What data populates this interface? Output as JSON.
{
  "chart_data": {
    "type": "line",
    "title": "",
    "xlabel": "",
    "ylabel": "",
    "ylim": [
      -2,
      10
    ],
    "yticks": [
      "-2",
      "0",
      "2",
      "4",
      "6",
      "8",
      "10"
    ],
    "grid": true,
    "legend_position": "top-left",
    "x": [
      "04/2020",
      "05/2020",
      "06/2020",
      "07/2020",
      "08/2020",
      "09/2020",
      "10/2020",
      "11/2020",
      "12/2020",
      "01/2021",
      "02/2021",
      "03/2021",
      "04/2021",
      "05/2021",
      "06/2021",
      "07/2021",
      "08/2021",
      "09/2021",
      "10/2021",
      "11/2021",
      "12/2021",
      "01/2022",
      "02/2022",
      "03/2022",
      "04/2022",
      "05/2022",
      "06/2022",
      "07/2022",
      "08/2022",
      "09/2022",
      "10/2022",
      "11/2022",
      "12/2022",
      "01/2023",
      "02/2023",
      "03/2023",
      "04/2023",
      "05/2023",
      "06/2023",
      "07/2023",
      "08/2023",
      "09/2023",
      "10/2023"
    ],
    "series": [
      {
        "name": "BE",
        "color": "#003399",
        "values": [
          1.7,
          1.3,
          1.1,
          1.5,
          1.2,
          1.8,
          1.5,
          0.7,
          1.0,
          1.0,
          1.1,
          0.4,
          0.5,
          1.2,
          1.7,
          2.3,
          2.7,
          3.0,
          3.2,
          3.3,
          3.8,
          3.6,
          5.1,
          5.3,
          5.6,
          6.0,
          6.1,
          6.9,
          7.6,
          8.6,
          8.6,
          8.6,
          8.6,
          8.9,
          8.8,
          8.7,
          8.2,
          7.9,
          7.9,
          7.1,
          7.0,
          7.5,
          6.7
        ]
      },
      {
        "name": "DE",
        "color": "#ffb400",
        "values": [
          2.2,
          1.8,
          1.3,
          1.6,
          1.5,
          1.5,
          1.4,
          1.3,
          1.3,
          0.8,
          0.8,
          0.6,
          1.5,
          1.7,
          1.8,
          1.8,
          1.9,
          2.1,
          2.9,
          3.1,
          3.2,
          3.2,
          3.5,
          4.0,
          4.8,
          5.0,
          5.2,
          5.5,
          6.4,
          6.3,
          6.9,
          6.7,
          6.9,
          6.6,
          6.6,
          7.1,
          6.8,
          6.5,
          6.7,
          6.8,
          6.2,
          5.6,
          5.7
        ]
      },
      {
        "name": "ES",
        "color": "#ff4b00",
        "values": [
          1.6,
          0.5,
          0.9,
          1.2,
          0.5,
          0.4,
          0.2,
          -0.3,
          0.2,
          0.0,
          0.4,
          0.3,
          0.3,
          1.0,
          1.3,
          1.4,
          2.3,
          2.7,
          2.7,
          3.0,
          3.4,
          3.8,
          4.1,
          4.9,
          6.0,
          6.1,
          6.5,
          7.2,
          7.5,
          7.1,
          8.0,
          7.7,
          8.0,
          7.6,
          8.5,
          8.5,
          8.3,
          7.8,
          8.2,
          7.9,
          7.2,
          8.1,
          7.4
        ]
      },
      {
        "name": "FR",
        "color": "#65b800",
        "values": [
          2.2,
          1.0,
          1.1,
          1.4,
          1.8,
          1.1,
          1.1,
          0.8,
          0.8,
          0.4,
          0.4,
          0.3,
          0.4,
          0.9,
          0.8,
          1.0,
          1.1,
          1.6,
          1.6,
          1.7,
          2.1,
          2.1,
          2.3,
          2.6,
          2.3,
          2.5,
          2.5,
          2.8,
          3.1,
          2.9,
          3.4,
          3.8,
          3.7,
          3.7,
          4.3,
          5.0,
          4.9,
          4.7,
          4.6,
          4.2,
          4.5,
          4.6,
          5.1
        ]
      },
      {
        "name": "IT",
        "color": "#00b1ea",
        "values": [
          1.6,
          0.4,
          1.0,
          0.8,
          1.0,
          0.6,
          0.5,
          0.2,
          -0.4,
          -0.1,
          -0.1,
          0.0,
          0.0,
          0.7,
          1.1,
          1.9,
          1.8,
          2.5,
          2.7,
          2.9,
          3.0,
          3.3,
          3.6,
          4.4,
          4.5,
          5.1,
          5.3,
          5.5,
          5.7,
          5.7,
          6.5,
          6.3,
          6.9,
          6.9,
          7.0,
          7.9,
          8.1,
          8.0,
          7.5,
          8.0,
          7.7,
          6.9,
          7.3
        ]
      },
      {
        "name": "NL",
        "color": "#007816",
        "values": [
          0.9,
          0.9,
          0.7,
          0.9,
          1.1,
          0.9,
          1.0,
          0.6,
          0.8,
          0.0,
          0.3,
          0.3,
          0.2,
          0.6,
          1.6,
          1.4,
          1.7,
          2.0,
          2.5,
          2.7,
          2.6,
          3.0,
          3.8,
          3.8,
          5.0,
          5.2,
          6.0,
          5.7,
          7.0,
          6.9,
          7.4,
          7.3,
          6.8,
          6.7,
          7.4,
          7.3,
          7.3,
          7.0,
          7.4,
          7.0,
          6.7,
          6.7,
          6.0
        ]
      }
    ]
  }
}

........

Quote every entry exactly.

● **TASK ANSWER**:
What data populates this interface? Output as JSON.
{
  "chart_data": {
    "type": "line",
    "title": "",
    "xlabel": "",
    "ylabel": "",
    "ylim": [
      -2,
      10
    ],
    "yticks": [
      "-2",
      "0",
      "2",
      "4",
      "6",
      "8",
      "10"
    ],
    "grid": true,
    "legend_position": "top-left",
    "x": [
      "04/2020",
      "05/2020",
      "06/2020",
      "07/2020",
      "08/2020",
      "09/2020",
      "10/2020",
      "11/2020",
      "12/2020",
      "01/2021",
      "02/2021",
      "03/2021",
      "04/2021",
      "05/2021",
      "06/2021",
      "07/2021",
      "08/2021",
      "09/2021",
      "10/2021",
      "11/2021",
      "12/2021",
      "01/2022",
      "02/2022",
      "03/2022",
      "04/2022",
      "05/2022",
      "06/2022",
      "07/2022",
      "08/2022",
      "09/2022",
      "10/2022",
      "11/2022",
      "12/2022",
      "01/2023",
      "02/2023",
      "03/2023",
      "04/2023",
      "05/2023",
      "06/2023",
      "07/2023",
      "08/2023",
      "09/2023",
      "10/2023"
    ],
    "series": [
      {
        "name": "BE",
        "color": "#003399",
        "values": [
          1.7,
          1.3,
          1.1,
          1.5,
          1.2,
          1.8,
          1.5,
          0.7,
          1.0,
          1.0,
          1.1,
          0.4,
          0.5,
          1.2,
          1.7,
          2.3,
          2.7,
          3.0,
          3.2,
          3.3,
          3.8,
          3.6,
          5.1,
          5.3,
          5.6,
          6.0,
          6.1,
          6.9,
          7.6,
          8.6,
          8.6,
          8.6,
          8.6,
          8.9,
          8.8,
          8.7,
          8.2,
          7.9,
          7.9,
          7.1,
          7.0,
          7.5,
          6.7
        ]
      },
      {
        "name": "DE",
        "color": "#ffb400",
        "values": [
          2.2,
          1.8,
          1.3,
          1.6,
          1.5,
          1.5,
          1.4,
          1.3,
          1.3,
          0.8,
          0.8,
          0.6,
          1.5,
          1.7,
          1.8,
          1.8,
          1.9,
          2.1,
          2.9,
          3.1,
          3.2,
          3.2,
          3.5,
          4.0,
          4.8,
          5.0,
          5.2,
          5.5,
          6.4,
          6.3,
          6.9,
          6.7,
          6.9,
          6.6,
          6.6,
          7.1,
          6.8,
          6.5,
          6.7,
          6.8,
          6.2,
          5.6,
          5.7
        ]
      },
      {
        "name": "ES",
        "color": "#ff4b00",
        "values": [
          1.6,
          0.5,
          0.9,
          1.2,
          0.5,
          0.4,
          0.2,
          -0.3,
          0.2,
          0.0,
          0.4,
          0.3,
          0.3,
          1.0,
          1.3,
          1.4,
          2.3,
          2.7,
          2.7,
          3.0,
          3.4,
          3.8,
          4.1,
          4.9,
          6.0,
          6.1,
          6.5,
          7.2,
          7.5,
          7.1,
          8.0,
          7.7,
          8.0,
          7.6,
          8.5,
          8.5,
          8.3,
          7.8,
          8.2,
          7.9,
          7.2,
          8.1,
          7.4
        ]
      },
      {
        "name": "FR",
        "color": "#65b800",
        "values": [
          2.2,
          1.0,
          1.1,
          1.4,
          1.8,
          1.1,
          1.1,
          0.8,
          0.8,
          0.4,
          0.4,
          0.3,
          0.4,
          0.9,
          0.8,
          1.0,
          1.1,
          1.6,
          1.6,
          1.7,
          2.1,
          2.1,
          2.3,
          2.6,
          2.3,
          2.5,
          2.5,
          2.8,
          3.1,
          2.9,
          3.4,
          3.8,
          3.7,
          3.7,
          4.3,
          5.0,
          4.9,
          4.7,
          4.6,
          4.2,
          4.5,
          4.6,
          5.1
        ]
      },
      {
        "name": "IT",
        "color": "#00b1ea",
        "values": [
          1.6,
          0.4,
          1.0,
          0.8,
          1.0,
          0.6,
          0.5,
          0.2,
          -0.4,
          -0.1,
          -0.1,
          0.0,
          0.0,
          0.7,
          1.1,
          1.9,
          1.8,
          2.5,
          2.7,
          2.9,
          3.0,
          3.3,
          3.6,
          4.4,
          4.5,
          5.1,
          5.3,
          5.5,
          5.7,
          5.7,
          6.5,
          6.3,
          6.9,
          6.9,
          7.0,
          7.9,
          8.1,
          8.0,
          7.5,
          8.0,
          7.7,
          6.9,
          7.3
        ]
      },
      {
        "name": "NL",
        "color": "#007816",
        "values": [
          0.9,
          0.9,
          0.7,
          0.9,
          1.1,
          0.9,
          1.0,
          0.6,
          0.8,
          0.0,
          0.3,
          0.3,
          0.2,
          0.6,
          1.6,
          1.4,
          1.7,
          2.0,
          2.5,
          2.7,
          2.6,
          3.0,
          3.8,
          3.8,
          5.0,
          5.2,
          6.0,
          5.7,
          7.0,
          6.9,
          7.4,
          7.3,
          6.8,
          6.7,
          7.4,
          7.3,
          7.3,
          7.0,
          7.4,
          7.0,
          6.7,
          6.7,
          6.0
        ]
      }
    ]
  }
}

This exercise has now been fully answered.